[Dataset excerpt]
· · · · · · ·

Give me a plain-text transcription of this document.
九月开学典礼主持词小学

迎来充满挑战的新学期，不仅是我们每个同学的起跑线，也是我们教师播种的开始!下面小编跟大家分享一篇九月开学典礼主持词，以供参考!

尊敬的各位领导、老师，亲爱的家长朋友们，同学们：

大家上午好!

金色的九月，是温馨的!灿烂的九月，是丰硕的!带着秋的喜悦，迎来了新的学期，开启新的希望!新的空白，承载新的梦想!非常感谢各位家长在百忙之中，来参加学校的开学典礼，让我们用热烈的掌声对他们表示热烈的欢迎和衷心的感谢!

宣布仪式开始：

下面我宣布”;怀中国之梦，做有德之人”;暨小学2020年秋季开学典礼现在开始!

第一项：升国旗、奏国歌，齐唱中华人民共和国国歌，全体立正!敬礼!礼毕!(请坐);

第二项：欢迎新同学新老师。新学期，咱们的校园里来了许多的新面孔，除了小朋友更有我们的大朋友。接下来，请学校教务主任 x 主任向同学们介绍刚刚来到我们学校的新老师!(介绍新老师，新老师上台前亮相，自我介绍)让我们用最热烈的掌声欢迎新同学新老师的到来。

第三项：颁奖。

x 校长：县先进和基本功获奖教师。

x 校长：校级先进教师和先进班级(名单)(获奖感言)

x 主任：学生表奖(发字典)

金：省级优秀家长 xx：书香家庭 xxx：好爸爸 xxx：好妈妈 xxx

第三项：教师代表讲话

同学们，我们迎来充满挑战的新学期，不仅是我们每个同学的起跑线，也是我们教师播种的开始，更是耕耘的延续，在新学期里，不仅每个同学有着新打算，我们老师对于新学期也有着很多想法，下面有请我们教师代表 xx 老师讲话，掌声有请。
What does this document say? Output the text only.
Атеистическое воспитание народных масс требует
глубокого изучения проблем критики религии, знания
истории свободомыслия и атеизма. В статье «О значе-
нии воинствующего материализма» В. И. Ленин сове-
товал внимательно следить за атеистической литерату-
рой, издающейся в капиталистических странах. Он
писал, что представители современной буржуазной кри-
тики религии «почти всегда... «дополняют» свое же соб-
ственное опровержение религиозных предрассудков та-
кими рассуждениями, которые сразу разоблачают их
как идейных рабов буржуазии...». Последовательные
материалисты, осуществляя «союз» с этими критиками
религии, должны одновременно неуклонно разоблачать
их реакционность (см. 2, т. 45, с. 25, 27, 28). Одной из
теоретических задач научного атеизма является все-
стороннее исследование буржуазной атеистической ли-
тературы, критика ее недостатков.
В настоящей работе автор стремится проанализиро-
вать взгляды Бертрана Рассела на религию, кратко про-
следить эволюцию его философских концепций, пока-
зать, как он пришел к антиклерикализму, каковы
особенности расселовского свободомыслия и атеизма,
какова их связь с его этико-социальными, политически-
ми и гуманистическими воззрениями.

· · · · · · ·

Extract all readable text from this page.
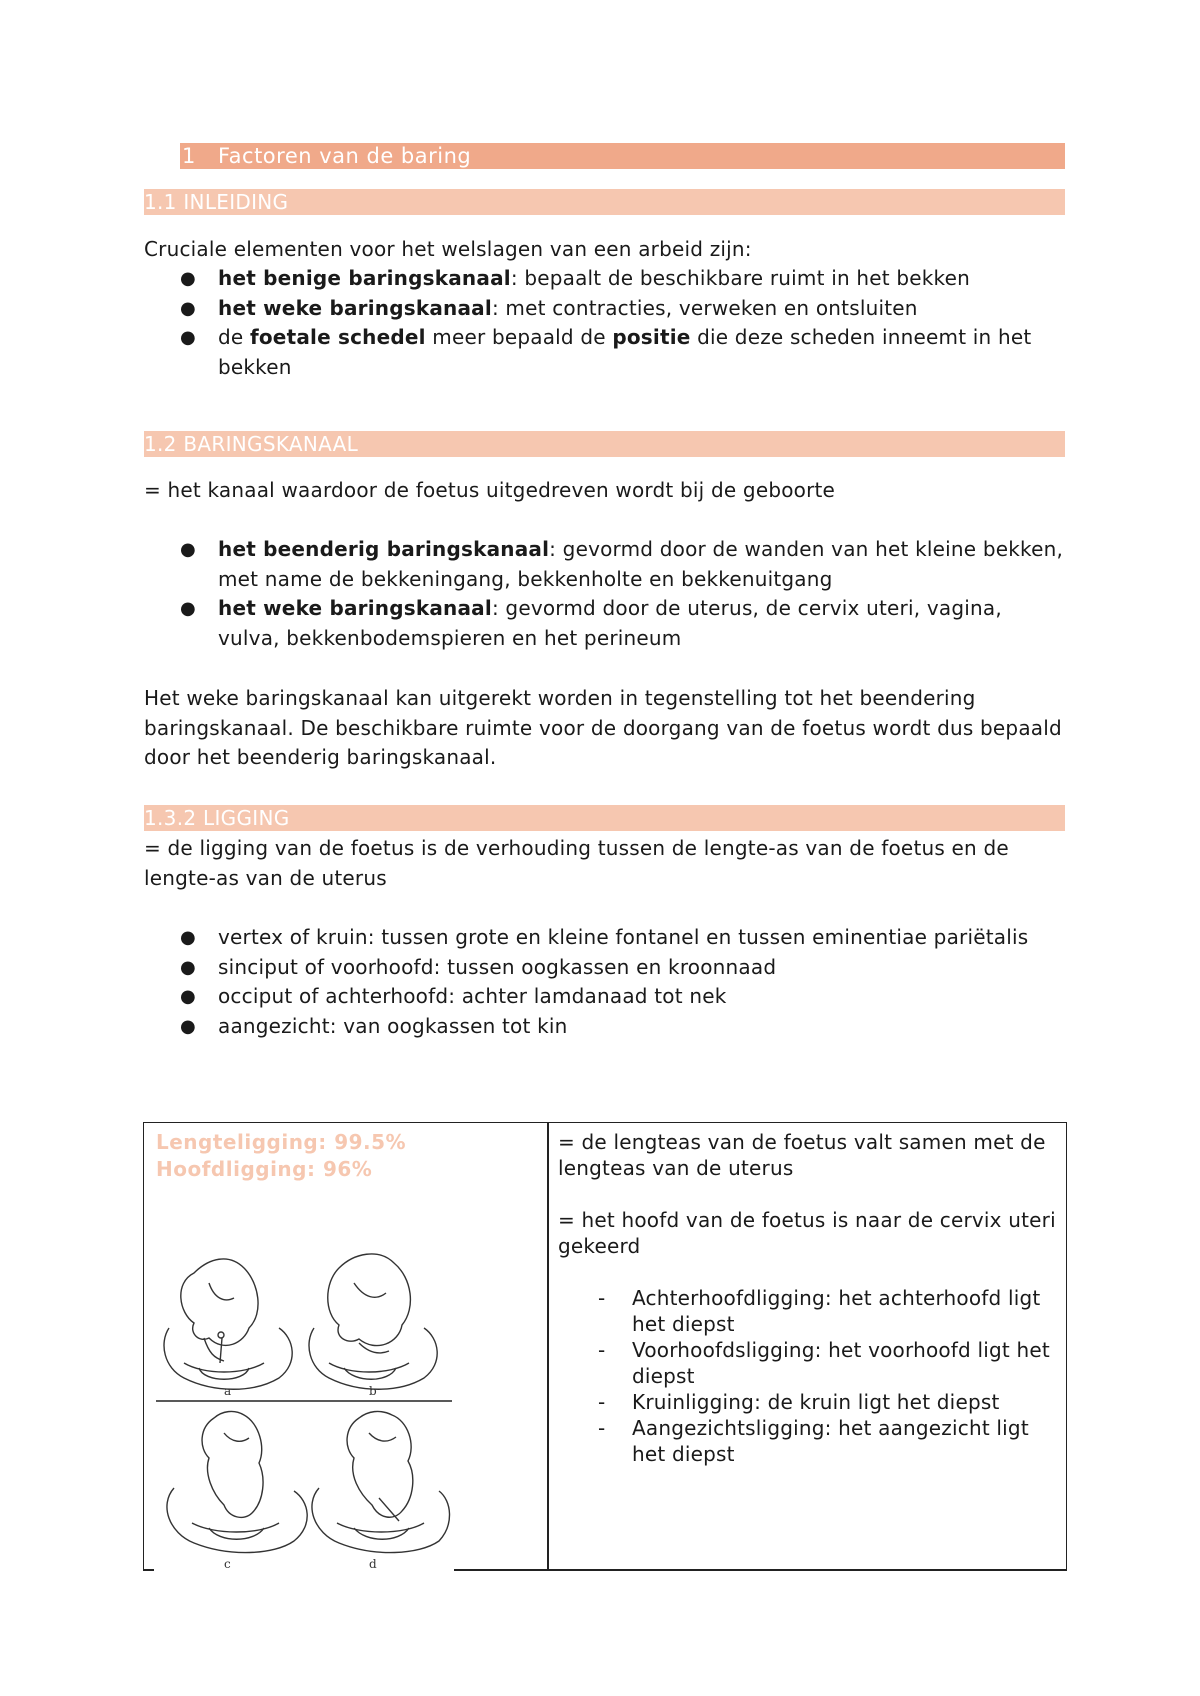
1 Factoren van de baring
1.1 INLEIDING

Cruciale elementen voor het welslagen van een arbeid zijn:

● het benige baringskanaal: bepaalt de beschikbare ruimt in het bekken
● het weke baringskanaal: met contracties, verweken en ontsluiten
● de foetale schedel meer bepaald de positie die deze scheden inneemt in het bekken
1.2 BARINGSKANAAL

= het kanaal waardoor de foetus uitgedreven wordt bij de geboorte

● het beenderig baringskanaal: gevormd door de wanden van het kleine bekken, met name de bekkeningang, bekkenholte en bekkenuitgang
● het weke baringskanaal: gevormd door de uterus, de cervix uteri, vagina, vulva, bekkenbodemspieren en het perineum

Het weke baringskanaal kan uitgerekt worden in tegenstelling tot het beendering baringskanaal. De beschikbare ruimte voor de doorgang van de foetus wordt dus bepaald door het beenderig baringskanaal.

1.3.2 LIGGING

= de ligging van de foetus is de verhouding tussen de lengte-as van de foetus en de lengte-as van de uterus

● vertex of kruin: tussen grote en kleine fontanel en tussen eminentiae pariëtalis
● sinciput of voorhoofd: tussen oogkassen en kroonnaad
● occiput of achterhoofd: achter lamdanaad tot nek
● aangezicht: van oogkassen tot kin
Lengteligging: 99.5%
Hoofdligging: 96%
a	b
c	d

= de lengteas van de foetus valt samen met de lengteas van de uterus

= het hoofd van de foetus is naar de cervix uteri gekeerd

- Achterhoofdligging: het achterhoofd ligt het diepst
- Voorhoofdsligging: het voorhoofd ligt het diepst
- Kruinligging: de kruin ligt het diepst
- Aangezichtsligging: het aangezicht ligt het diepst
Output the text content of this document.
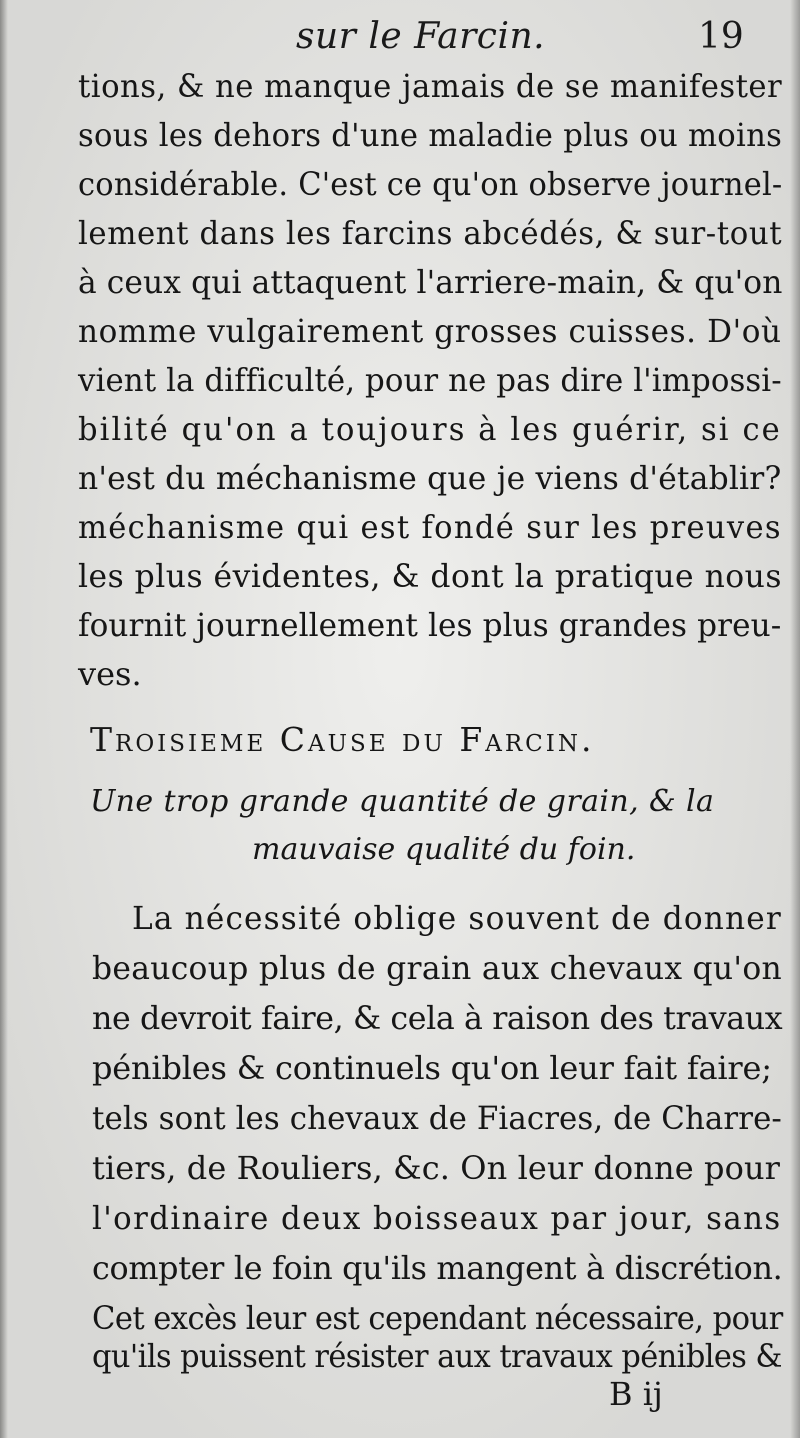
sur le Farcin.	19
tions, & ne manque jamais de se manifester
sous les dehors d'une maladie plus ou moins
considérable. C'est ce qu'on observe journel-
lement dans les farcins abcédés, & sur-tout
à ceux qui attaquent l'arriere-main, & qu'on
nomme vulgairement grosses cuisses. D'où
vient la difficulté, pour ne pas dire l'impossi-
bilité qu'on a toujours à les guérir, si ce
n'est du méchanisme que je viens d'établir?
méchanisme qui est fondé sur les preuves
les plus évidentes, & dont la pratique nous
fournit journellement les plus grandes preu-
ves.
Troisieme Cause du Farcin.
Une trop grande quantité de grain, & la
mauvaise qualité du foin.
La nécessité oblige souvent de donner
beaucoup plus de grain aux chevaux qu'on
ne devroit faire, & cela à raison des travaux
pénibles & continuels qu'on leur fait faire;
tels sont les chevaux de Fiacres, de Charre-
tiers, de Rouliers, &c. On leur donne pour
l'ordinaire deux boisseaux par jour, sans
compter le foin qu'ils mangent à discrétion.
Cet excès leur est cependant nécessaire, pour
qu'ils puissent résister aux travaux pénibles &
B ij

· · · · · · ·

## [GOAL OF THE EXERCISE]
Give only the number of lines above that hold the string "chevaux".

## [SOLVED PROBLEM]
2